### Extracted records

┌──

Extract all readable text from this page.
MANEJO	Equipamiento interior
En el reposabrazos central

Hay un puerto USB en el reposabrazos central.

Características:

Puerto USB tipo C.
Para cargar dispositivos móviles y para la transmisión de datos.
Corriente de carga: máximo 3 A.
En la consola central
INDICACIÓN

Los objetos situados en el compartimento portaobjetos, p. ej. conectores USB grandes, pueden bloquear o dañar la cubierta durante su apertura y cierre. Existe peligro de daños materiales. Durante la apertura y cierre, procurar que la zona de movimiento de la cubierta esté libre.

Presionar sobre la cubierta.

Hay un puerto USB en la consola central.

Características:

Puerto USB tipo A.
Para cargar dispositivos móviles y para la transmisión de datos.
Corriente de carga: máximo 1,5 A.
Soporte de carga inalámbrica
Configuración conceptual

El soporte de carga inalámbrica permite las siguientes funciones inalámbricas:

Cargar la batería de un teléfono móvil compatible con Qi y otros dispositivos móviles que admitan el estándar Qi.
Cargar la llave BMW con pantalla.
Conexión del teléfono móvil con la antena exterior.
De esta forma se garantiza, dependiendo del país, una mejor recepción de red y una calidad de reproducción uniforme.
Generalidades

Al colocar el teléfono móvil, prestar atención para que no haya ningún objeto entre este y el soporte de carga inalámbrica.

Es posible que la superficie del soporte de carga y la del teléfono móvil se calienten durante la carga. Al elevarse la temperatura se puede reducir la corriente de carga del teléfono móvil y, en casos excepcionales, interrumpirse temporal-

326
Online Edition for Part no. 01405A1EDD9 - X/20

└──

### Exercise directions
Quote the listing in full, please, keeping every line exact.

### Full response
Extract all readable text from this page.
MANEJO	Equipamiento interior
En el reposabrazos central

Hay un puerto USB en el reposabrazos central.

Características:

Puerto USB tipo C.
Para cargar dispositivos móviles y para la transmisión de datos.
Corriente de carga: máximo 3 A.
En la consola central
INDICACIÓN

Los objetos situados en el compartimento portaobjetos, p. ej. conectores USB grandes, pueden bloquear o dañar la cubierta durante su apertura y cierre. Existe peligro de daños materiales. Durante la apertura y cierre, procurar que la zona de movimiento de la cubierta esté libre.

Presionar sobre la cubierta.

Hay un puerto USB en la consola central.

Características:

Puerto USB tipo A.
Para cargar dispositivos móviles y para la transmisión de datos.
Corriente de carga: máximo 1,5 A.
Soporte de carga inalámbrica
Configuración conceptual

El soporte de carga inalámbrica permite las siguientes funciones inalámbricas:

Cargar la batería de un teléfono móvil compatible con Qi y otros dispositivos móviles que admitan el estándar Qi.
Cargar la llave BMW con pantalla.
Conexión del teléfono móvil con la antena exterior.
De esta forma se garantiza, dependiendo del país, una mejor recepción de red y una calidad de reproducción uniforme.
Generalidades

Al colocar el teléfono móvil, prestar atención para que no haya ningún objeto entre este y el soporte de carga inalámbrica.

Es posible que la superficie del soporte de carga y la del teléfono móvil se calienten durante la carga. Al elevarse la temperatura se puede reducir la corriente de carga del teléfono móvil y, en casos excepcionales, interrumpirse temporal-

326
Online Edition for Part no. 01405A1EDD9 - X/20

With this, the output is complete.